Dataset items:
════
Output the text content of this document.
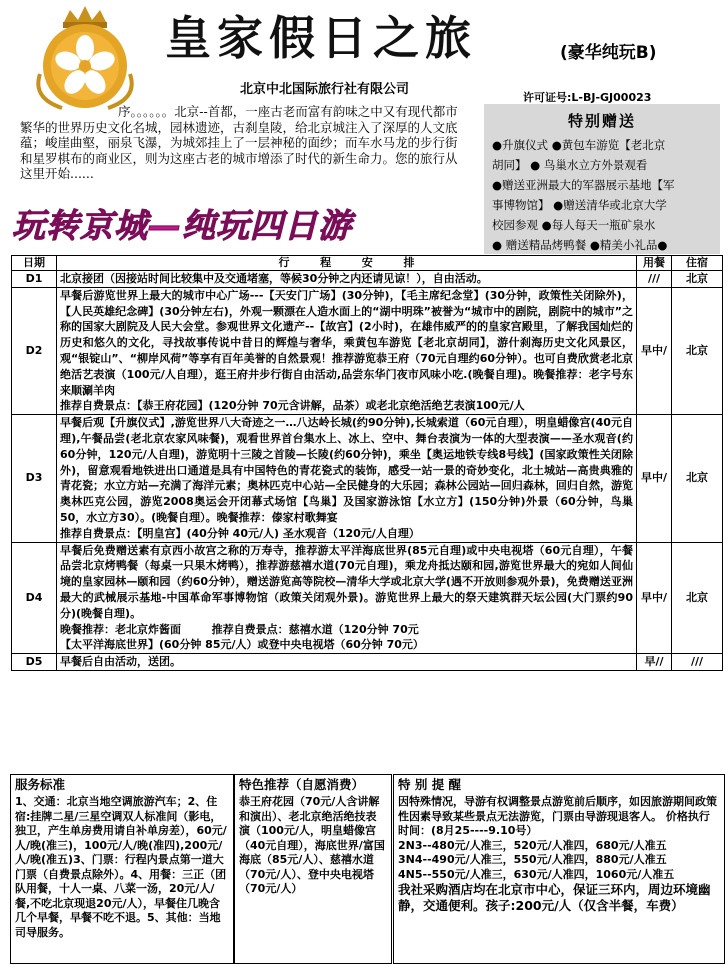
皇家假日之旅	(豪华纯玩B)
北京中北国际旅行社有限公司
许可证号:L-BJ-GJ00023
序。。。。。。北京--首都，一座古老而富有韵味之中又有现代都市繁华的世界历史文化名城，园林遗迹，古刹皇陵，给北京城注入了深厚的人文底蕴；峻崖曲壑，丽泉飞瀑，为城郊挂上了一层神秘的面纱；而车水马龙的步行街和星罗棋布的商业区，则为这座古老的城市增添了时代的新生命力。您的旅行从这里开始......
特别赠送
●升旗仪式 ●黄包车游览【老北京
胡同】 ● 鸟巢水立方外景观看
●赠送亚洲最大的军器展示基地【军
事博物馆】 ●赠送清华或北京大学
校园参观 ●每人每天一瓶矿泉水
● 赠送精品烤鸭餐 ●精美小礼品●
玩转京城—纯玩四日游
日期	行        程        安        排	用餐	住宿
D1	北京接团（因接站时间比较集中及交通堵塞，等候30分钟之内还请见谅！），自由活动。	///	北京
D2	早餐后游览世界上最大的城市中心广场---【天安门广场】(30分钟)，【毛主席纪念堂】(30分钟，政策性关闭除外)，【人民英雄纪念碑】(30分钟左右)，外观一颗漂在人造水面上的“湖中明珠”被誉为“城市中的剧院，剧院中的城市”之称的国家大剧院及人民大会堂。参观世界文化遗产--【故宫】(2小时)，在雄伟威严的的皇家宫殿里，了解我国灿烂的历史和悠久的文化，寻找故事传说中昔日的辉煌与奢华，乘黄包车游览【老北京胡同】，游什刹海历史文化风景区，观“银锭山”、“柳岸风荷”等享有百年美誉的自然景观！推荐游览恭王府（70元自理约60分钟）。也可自费欣赏老北京绝活艺表演（100元/人自理），逛王府井步行街自由活动,品尝东华门夜市风味小吃.(晚餐自理)。晚餐推荐：老字号东来顺涮羊肉
推荐自费景点：【恭王府花园】(120分钟 70元含讲解，品茶）或老北京绝活绝艺表演100元/人	早中/	北京
D3	早餐后观【升旗仪式】,游览世界八大奇迹之一…八达岭长城(约90分钟),长城索道（60元自理），明皇蜡像宫(40元自理),午餐品尝(老北京农家风味餐)，观看世界首台集水上、冰上、空中、舞台表演为一体的大型表演——圣水观音(约60分钟，120元/人自理)，游览明十三陵之首陵—长陵(约60分钟)，乘坐【奥运地铁专线8号线】(国家政策性关闭除外)，留意观看地铁进出口通道是具有中国特色的青花瓷式的装饰，感受一站一景的奇妙变化，北土城站—高贵典雅的青花瓷；水立方站—充满了海洋元素；奥林匹克中心站—全民健身的大乐园；森林公园站—回归森林，回归自然，游览奥林匹克公园，游览2008奥运会开闭幕式场馆【鸟巢】及国家游泳馆【水立方】(150分钟)外景（60分钟，鸟巢50，水立方30）。(晚餐自理）。晚餐推荐：傣家村歌舞宴
推荐自费景点：【明皇宫】(40分钟 40元/人) 圣水观音（120元/人自理）	早中/	北京
D4	早餐后免费赠送素有京西小故宫之称的万寿寺，推荐游太平洋海底世界(85元自理)或中央电视塔（60元自理），午餐品尝北京烤鸭餐（每桌一只果木烤鸭），推荐游慈禧水道(70元自理)，乘龙舟抵达颐和园,游览世界最大的宛如人间仙境的皇家园林—颐和园（约60分钟），赠送游览高等院校—清华大学或北京大学(遇不开放则参观外景)，免费赠送亚洲最大的武械展示基地-中国革命军事博物馆（政策关闭观外景)。游览世界上最大的祭天建筑群天坛公园(大门票约90分)(晚餐自理)。
晚餐推荐：老北京炸酱面        推荐自费景点：慈禧水道（120分钟 70元
【太平洋海底世界】(60分钟 85元/人）或登中央电视塔（60分钟 70元）	早中/	北京
D5	早餐后自由活动，送团。	早//	///
服务标准

1、交通：北京当地空调旅游汽车；2、住宿:挂牌二星/三星空调双人标准间（影电，独卫，产生单房费用请自补单房差），60元/人/晚(准三)，100元/人/晚(准四),200元/人/晚(准五)3、门票：行程内景点第一道大门票（自费景点除外）。4、用餐：三正（团队用餐，十人一桌、八菜一汤，20元/人/餐,不吃北京现退20元/人），早餐住几晚含几个早餐，早餐不吃不退。5、其他：当地司导服务。

特色推荐（自愿消费）

恭王府花园（70元/人含讲解和演出）、老北京绝活绝技表演（100元/人，明皇蜡像宫（40元自理），海底世界/富国海底（85元/人）、慈禧水道（70元/人）、登中央电视塔（70元/人）

特 别 提 醒

因特殊情况，导游有权调整景点游览前后顺序，如因旅游期间政策性因素导致某些景点无法游览，门票由导游现退客人。 价格执行时间：(8月25----9.10号）

2N3--480元/人准三，520元/人准四，680元/人准五

3N4--490元/人准三，550元/人准四，880元/人准五

4N5--550元/人准三，630元/人准四，1060元/人准五

我社采购酒店均在北京市中心，保证三环内，周边环境幽静，交通便利。孩子:200元/人（仅含半餐，车费）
════
AIM OF THE EXERCISE — Repeat the material verbatim. Do not carry over any picture.

RESULT OF THIS TASK —
Output the text content of this document.
皇家假日之旅	(豪华纯玩B)
北京中北国际旅行社有限公司
许可证号:L-BJ-GJ00023
序。。。。。。北京--首都，一座古老而富有韵味之中又有现代都市繁华的世界历史文化名城，园林遗迹，古刹皇陵，给北京城注入了深厚的人文底蕴；峻崖曲壑，丽泉飞瀑，为城郊挂上了一层神秘的面纱；而车水马龙的步行街和星罗棋布的商业区，则为这座古老的城市增添了时代的新生命力。您的旅行从这里开始......
特别赠送
●升旗仪式 ●黄包车游览【老北京
胡同】 ● 鸟巢水立方外景观看
●赠送亚洲最大的军器展示基地【军
事博物馆】 ●赠送清华或北京大学
校园参观 ●每人每天一瓶矿泉水
● 赠送精品烤鸭餐 ●精美小礼品●
玩转京城—纯玩四日游
日期	行        程        安        排	用餐	住宿
D1	北京接团（因接站时间比较集中及交通堵塞，等候30分钟之内还请见谅！），自由活动。	///	北京
D2	早餐后游览世界上最大的城市中心广场---【天安门广场】(30分钟)，【毛主席纪念堂】(30分钟，政策性关闭除外)，【人民英雄纪念碑】(30分钟左右)，外观一颗漂在人造水面上的“湖中明珠”被誉为“城市中的剧院，剧院中的城市”之称的国家大剧院及人民大会堂。参观世界文化遗产--【故宫】(2小时)，在雄伟威严的的皇家宫殿里，了解我国灿烂的历史和悠久的文化，寻找故事传说中昔日的辉煌与奢华，乘黄包车游览【老北京胡同】，游什刹海历史文化风景区，观“银锭山”、“柳岸风荷”等享有百年美誉的自然景观！推荐游览恭王府（70元自理约60分钟）。也可自费欣赏老北京绝活艺表演（100元/人自理），逛王府井步行街自由活动,品尝东华门夜市风味小吃.(晚餐自理)。晚餐推荐：老字号东来顺涮羊肉
推荐自费景点：【恭王府花园】(120分钟 70元含讲解，品茶）或老北京绝活绝艺表演100元/人	早中/	北京
D3	早餐后观【升旗仪式】,游览世界八大奇迹之一…八达岭长城(约90分钟),长城索道（60元自理），明皇蜡像宫(40元自理),午餐品尝(老北京农家风味餐)，观看世界首台集水上、冰上、空中、舞台表演为一体的大型表演——圣水观音(约60分钟，120元/人自理)，游览明十三陵之首陵—长陵(约60分钟)，乘坐【奥运地铁专线8号线】(国家政策性关闭除外)，留意观看地铁进出口通道是具有中国特色的青花瓷式的装饰，感受一站一景的奇妙变化，北土城站—高贵典雅的青花瓷；水立方站—充满了海洋元素；奥林匹克中心站—全民健身的大乐园；森林公园站—回归森林，回归自然，游览奥林匹克公园，游览2008奥运会开闭幕式场馆【鸟巢】及国家游泳馆【水立方】(150分钟)外景（60分钟，鸟巢50，水立方30）。(晚餐自理）。晚餐推荐：傣家村歌舞宴
推荐自费景点：【明皇宫】(40分钟 40元/人) 圣水观音（120元/人自理）	早中/	北京
D4	早餐后免费赠送素有京西小故宫之称的万寿寺，推荐游太平洋海底世界(85元自理)或中央电视塔（60元自理），午餐品尝北京烤鸭餐（每桌一只果木烤鸭），推荐游慈禧水道(70元自理)，乘龙舟抵达颐和园,游览世界最大的宛如人间仙境的皇家园林—颐和园（约60分钟），赠送游览高等院校—清华大学或北京大学(遇不开放则参观外景)，免费赠送亚洲最大的武械展示基地-中国革命军事博物馆（政策关闭观外景)。游览世界上最大的祭天建筑群天坛公园(大门票约90分)(晚餐自理)。
晚餐推荐：老北京炸酱面        推荐自费景点：慈禧水道（120分钟 70元
【太平洋海底世界】(60分钟 85元/人）或登中央电视塔（60分钟 70元）	早中/	北京
D5	早餐后自由活动，送团。	早//	///
服务标准

1、交通：北京当地空调旅游汽车；2、住宿:挂牌二星/三星空调双人标准间（影电，独卫，产生单房费用请自补单房差），60元/人/晚(准三)，100元/人/晚(准四),200元/人/晚(准五)3、门票：行程内景点第一道大门票（自费景点除外）。4、用餐：三正（团队用餐，十人一桌、八菜一汤，20元/人/餐,不吃北京现退20元/人），早餐住几晚含几个早餐，早餐不吃不退。5、其他：当地司导服务。

特色推荐（自愿消费）

恭王府花园（70元/人含讲解和演出）、老北京绝活绝技表演（100元/人，明皇蜡像宫（40元自理），海底世界/富国海底（85元/人）、慈禧水道（70元/人）、登中央电视塔（70元/人）

特 别 提 醒

因特殊情况，导游有权调整景点游览前后顺序，如因旅游期间政策性因素导致某些景点无法游览，门票由导游现退客人。 价格执行时间：(8月25----9.10号）

2N3--480元/人准三，520元/人准四，680元/人准五

3N4--490元/人准三，550元/人准四，880元/人准五

4N5--550元/人准三，630元/人准四，1060元/人准五

我社采购酒店均在北京市中心，保证三环内，周边环境幽静，交通便利。孩子:200元/人（仅含半餐，车费）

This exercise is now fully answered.